- [GIVEN PROBLEM]: Repeat each entry exactly and drop the pictures.
┌─ ENTRIES PROVIDED
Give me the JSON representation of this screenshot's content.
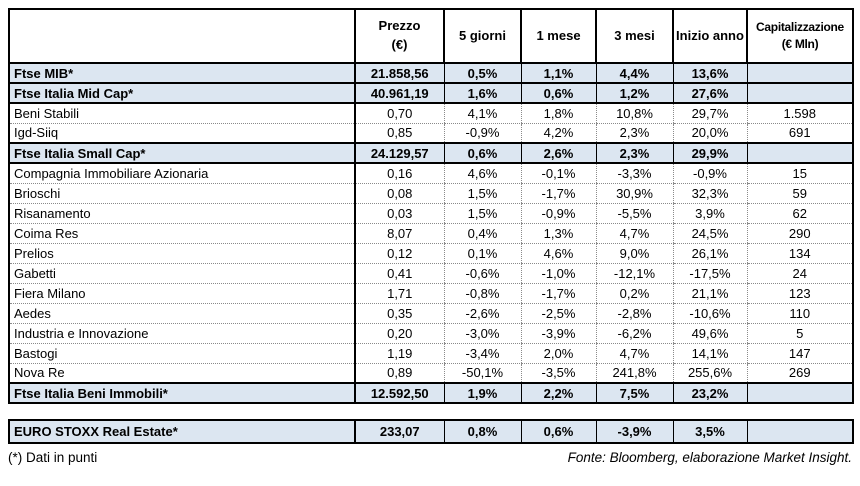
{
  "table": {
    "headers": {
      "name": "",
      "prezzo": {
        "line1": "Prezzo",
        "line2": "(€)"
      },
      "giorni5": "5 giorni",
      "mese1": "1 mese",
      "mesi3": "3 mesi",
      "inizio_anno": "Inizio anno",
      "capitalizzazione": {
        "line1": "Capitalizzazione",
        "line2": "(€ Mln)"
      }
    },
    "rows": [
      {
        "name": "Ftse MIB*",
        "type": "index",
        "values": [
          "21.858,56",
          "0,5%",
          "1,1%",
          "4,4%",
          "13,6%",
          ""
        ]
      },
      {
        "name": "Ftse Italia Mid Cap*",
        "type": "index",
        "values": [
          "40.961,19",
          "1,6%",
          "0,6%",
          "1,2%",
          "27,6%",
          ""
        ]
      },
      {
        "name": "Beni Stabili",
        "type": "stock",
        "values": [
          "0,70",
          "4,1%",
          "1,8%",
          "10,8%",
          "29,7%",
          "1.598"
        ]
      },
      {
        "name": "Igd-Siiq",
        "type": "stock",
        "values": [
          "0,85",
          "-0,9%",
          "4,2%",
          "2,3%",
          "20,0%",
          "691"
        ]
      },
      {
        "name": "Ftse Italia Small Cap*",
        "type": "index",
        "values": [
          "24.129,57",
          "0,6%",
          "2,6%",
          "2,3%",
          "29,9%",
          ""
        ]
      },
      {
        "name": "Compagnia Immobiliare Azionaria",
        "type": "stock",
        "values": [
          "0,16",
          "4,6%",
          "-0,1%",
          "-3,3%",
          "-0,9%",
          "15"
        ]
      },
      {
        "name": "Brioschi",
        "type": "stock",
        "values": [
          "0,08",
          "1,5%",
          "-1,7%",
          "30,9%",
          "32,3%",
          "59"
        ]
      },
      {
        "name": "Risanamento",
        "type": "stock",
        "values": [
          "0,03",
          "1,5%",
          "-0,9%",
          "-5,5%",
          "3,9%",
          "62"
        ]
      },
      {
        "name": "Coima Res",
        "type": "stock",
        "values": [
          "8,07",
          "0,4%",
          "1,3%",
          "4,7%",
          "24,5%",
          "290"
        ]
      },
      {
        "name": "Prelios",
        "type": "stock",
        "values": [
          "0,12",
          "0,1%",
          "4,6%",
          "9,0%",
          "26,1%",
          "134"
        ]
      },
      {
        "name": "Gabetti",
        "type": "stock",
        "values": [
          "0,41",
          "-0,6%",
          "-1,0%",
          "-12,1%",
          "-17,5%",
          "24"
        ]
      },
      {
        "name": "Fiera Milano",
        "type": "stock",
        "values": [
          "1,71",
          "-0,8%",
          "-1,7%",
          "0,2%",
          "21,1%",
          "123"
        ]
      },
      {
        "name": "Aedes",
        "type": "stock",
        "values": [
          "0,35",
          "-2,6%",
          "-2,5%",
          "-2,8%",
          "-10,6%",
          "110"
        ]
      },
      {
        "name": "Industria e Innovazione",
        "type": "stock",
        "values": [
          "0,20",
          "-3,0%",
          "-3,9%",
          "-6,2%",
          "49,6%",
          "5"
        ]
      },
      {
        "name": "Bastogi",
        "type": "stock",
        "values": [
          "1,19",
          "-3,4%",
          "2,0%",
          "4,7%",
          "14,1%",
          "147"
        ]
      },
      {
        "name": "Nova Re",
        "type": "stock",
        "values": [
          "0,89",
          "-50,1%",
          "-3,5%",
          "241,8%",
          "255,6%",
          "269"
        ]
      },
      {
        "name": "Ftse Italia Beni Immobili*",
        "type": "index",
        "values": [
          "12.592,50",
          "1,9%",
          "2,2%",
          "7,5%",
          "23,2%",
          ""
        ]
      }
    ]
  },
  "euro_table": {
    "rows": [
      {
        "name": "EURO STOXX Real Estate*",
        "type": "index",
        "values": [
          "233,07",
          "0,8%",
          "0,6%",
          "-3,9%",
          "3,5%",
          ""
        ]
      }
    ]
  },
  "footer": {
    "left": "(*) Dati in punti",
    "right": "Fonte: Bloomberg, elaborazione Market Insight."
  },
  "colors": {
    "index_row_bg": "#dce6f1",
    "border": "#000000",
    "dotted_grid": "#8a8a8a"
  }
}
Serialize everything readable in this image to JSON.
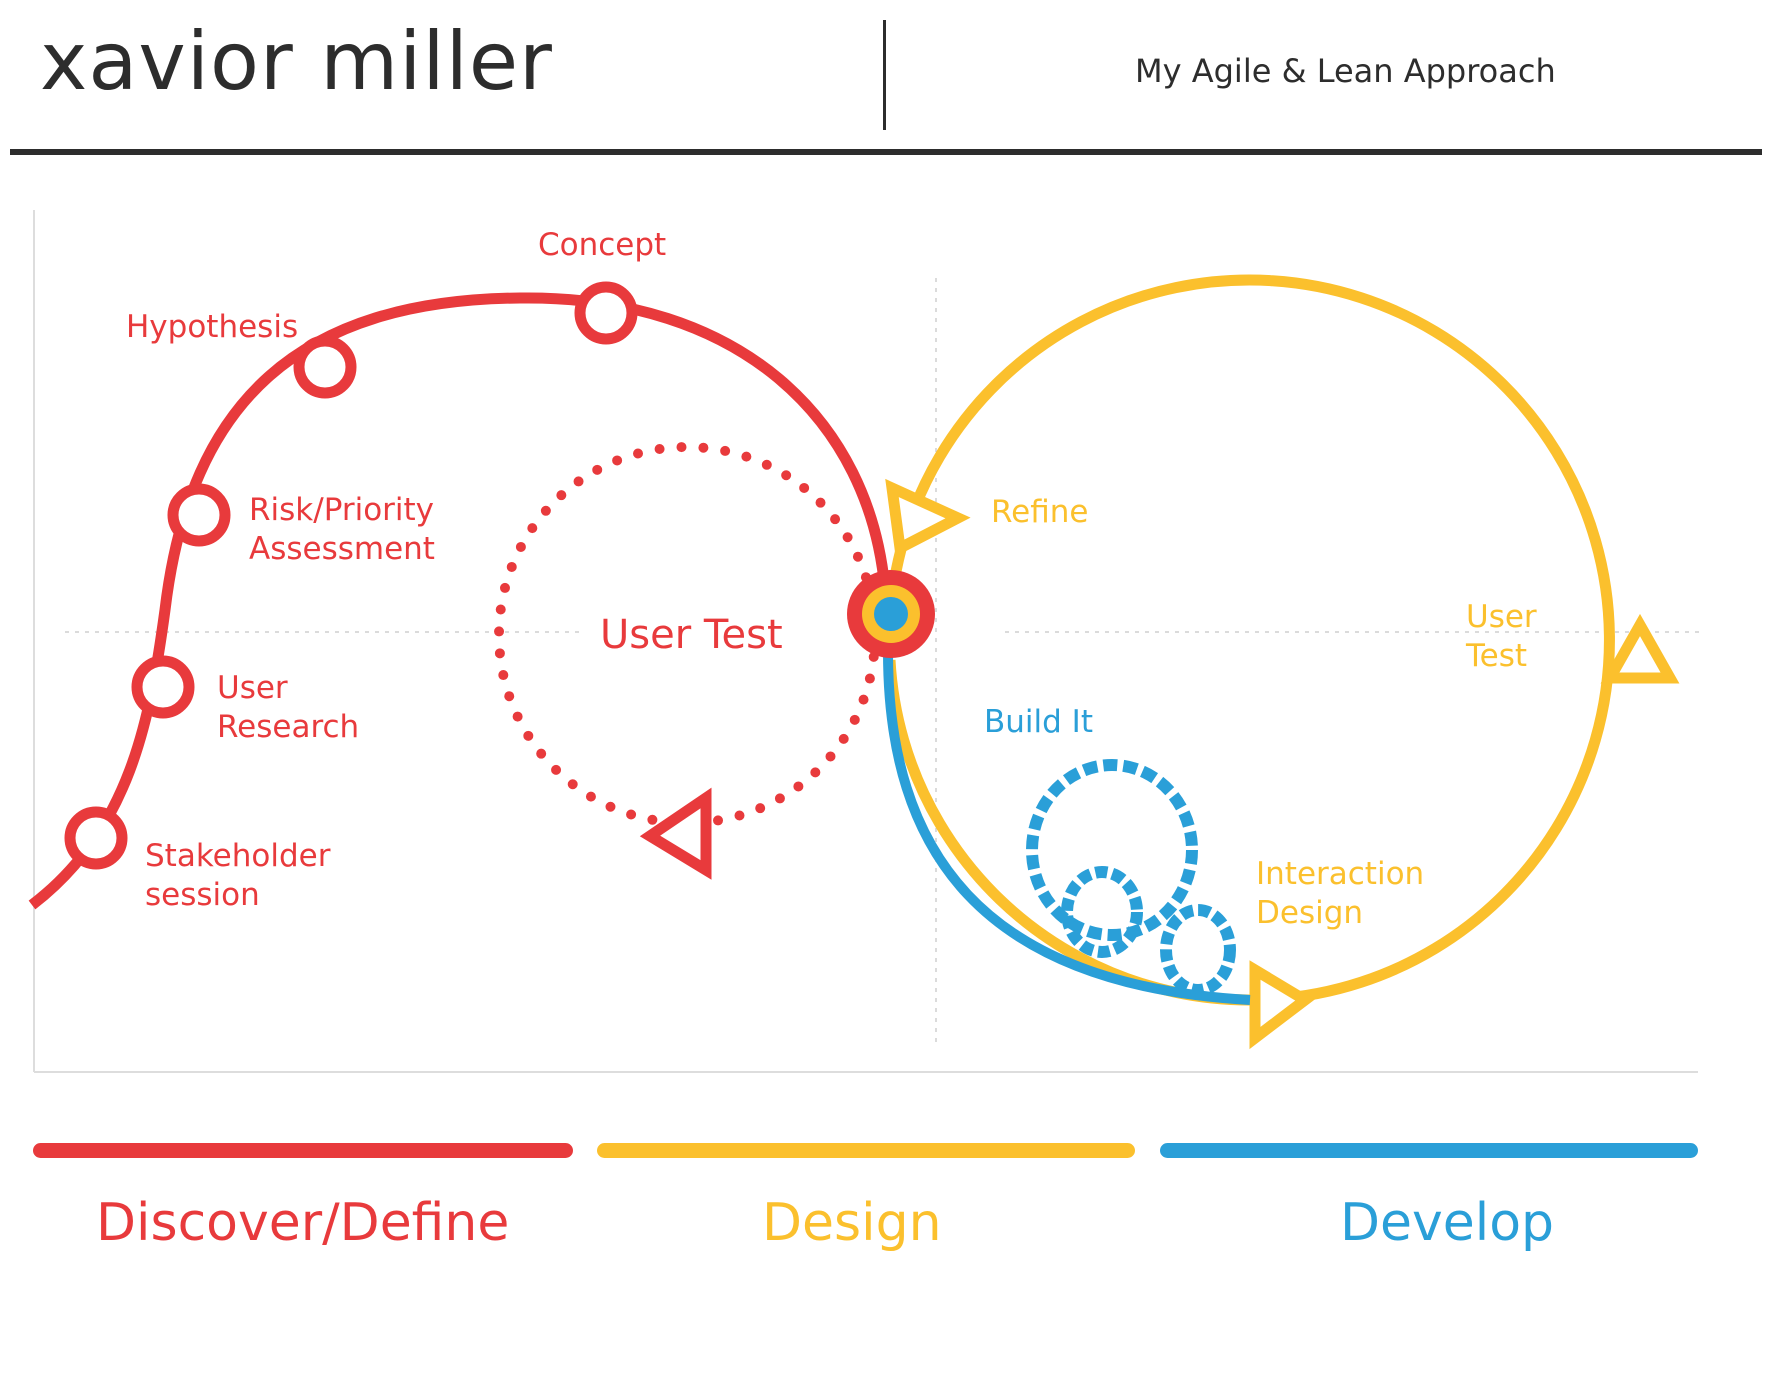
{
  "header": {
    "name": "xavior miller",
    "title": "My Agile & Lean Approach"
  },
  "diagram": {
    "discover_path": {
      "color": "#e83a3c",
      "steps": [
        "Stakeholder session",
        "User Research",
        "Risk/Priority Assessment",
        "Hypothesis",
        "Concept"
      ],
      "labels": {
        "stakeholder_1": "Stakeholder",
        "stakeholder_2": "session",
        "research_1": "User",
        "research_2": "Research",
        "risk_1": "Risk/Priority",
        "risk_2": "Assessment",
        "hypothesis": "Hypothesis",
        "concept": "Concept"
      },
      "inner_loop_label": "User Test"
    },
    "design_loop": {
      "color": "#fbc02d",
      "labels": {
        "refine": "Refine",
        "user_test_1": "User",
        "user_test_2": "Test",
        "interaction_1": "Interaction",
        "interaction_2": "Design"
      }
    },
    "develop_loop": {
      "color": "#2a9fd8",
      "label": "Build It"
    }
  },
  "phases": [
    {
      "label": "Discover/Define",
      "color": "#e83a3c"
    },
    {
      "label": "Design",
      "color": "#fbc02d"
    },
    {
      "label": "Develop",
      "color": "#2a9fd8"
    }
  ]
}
└─
- [TASK RESULT]:
Give me the JSON representation of this screenshot's content.
{
  "table": {
    "headers": {
      "name": "",
      "prezzo": {
        "line1": "Prezzo",
        "line2": "(€)"
      },
      "giorni5": "5 giorni",
      "mese1": "1 mese",
      "mesi3": "3 mesi",
      "inizio_anno": "Inizio anno",
      "capitalizzazione": {
        "line1": "Capitalizzazione",
        "line2": "(€ Mln)"
      }
    },
    "rows": [
      {
        "name": "Ftse MIB*",
        "type": "index",
        "values": [
          "21.858,56",
          "0,5%",
          "1,1%",
          "4,4%",
          "13,6%",
          ""
        ]
      },
      {
        "name": "Ftse Italia Mid Cap*",
        "type": "index",
        "values": [
          "40.961,19",
          "1,6%",
          "0,6%",
          "1,2%",
          "27,6%",
          ""
        ]
      },
      {
        "name": "Beni Stabili",
        "type": "stock",
        "values": [
          "0,70",
          "4,1%",
          "1,8%",
          "10,8%",
          "29,7%",
          "1.598"
        ]
      },
      {
        "name": "Igd-Siiq",
        "type": "stock",
        "values": [
          "0,85",
          "-0,9%",
          "4,2%",
          "2,3%",
          "20,0%",
          "691"
        ]
      },
      {
        "name": "Ftse Italia Small Cap*",
        "type": "index",
        "values": [
          "24.129,57",
          "0,6%",
          "2,6%",
          "2,3%",
          "29,9%",
          ""
        ]
      },
      {
        "name": "Compagnia Immobiliare Azionaria",
        "type": "stock",
        "values": [
          "0,16",
          "4,6%",
          "-0,1%",
          "-3,3%",
          "-0,9%",
          "15"
        ]
      },
      {
        "name": "Brioschi",
        "type": "stock",
        "values": [
          "0,08",
          "1,5%",
          "-1,7%",
          "30,9%",
          "32,3%",
          "59"
        ]
      },
      {
        "name": "Risanamento",
        "type": "stock",
        "values": [
          "0,03",
          "1,5%",
          "-0,9%",
          "-5,5%",
          "3,9%",
          "62"
        ]
      },
      {
        "name": "Coima Res",
        "type": "stock",
        "values": [
          "8,07",
          "0,4%",
          "1,3%",
          "4,7%",
          "24,5%",
          "290"
        ]
      },
      {
        "name": "Prelios",
        "type": "stock",
        "values": [
          "0,12",
          "0,1%",
          "4,6%",
          "9,0%",
          "26,1%",
          "134"
        ]
      },
      {
        "name": "Gabetti",
        "type": "stock",
        "values": [
          "0,41",
          "-0,6%",
          "-1,0%",
          "-12,1%",
          "-17,5%",
          "24"
        ]
      },
      {
        "name": "Fiera Milano",
        "type": "stock",
        "values": [
          "1,71",
          "-0,8%",
          "-1,7%",
          "0,2%",
          "21,1%",
          "123"
        ]
      },
      {
        "name": "Aedes",
        "type": "stock",
        "values": [
          "0,35",
          "-2,6%",
          "-2,5%",
          "-2,8%",
          "-10,6%",
          "110"
        ]
      },
      {
        "name": "Industria e Innovazione",
        "type": "stock",
        "values": [
          "0,20",
          "-3,0%",
          "-3,9%",
          "-6,2%",
          "49,6%",
          "5"
        ]
      },
      {
        "name": "Bastogi",
        "type": "stock",
        "values": [
          "1,19",
          "-3,4%",
          "2,0%",
          "4,7%",
          "14,1%",
          "147"
        ]
      },
      {
        "name": "Nova Re",
        "type": "stock",
        "values": [
          "0,89",
          "-50,1%",
          "-3,5%",
          "241,8%",
          "255,6%",
          "269"
        ]
      },
      {
        "name": "Ftse Italia Beni Immobili*",
        "type": "index",
        "values": [
          "12.592,50",
          "1,9%",
          "2,2%",
          "7,5%",
          "23,2%",
          ""
        ]
      }
    ]
  },
  "euro_table": {
    "rows": [
      {
        "name": "EURO STOXX Real Estate*",
        "type": "index",
        "values": [
          "233,07",
          "0,8%",
          "0,6%",
          "-3,9%",
          "3,5%",
          ""
        ]
      }
    ]
  },
  "footer": {
    "left": "(*) Dati in punti",
    "right": "Fonte: Bloomberg, elaborazione Market Insight."
  },
  "colors": {
    "index_row_bg": "#dce6f1",
    "border": "#000000",
    "dotted_grid": "#8a8a8a"
  }
}
Serialize everything readable in this image to JSON.
{
  "header": {
    "name": "xavior miller",
    "title": "My Agile & Lean Approach"
  },
  "diagram": {
    "discover_path": {
      "color": "#e83a3c",
      "steps": [
        "Stakeholder session",
        "User Research",
        "Risk/Priority Assessment",
        "Hypothesis",
        "Concept"
      ],
      "labels": {
        "stakeholder_1": "Stakeholder",
        "stakeholder_2": "session",
        "research_1": "User",
        "research_2": "Research",
        "risk_1": "Risk/Priority",
        "risk_2": "Assessment",
        "hypothesis": "Hypothesis",
        "concept": "Concept"
      },
      "inner_loop_label": "User Test"
    },
    "design_loop": {
      "color": "#fbc02d",
      "labels": {
        "refine": "Refine",
        "user_test_1": "User",
        "user_test_2": "Test",
        "interaction_1": "Interaction",
        "interaction_2": "Design"
      }
    },
    "develop_loop": {
      "color": "#2a9fd8",
      "label": "Build It"
    }
  },
  "phases": [
    {
      "label": "Discover/Define",
      "color": "#e83a3c"
    },
    {
      "label": "Design",
      "color": "#fbc02d"
    },
    {
      "label": "Develop",
      "color": "#2a9fd8"
    }
  ]
}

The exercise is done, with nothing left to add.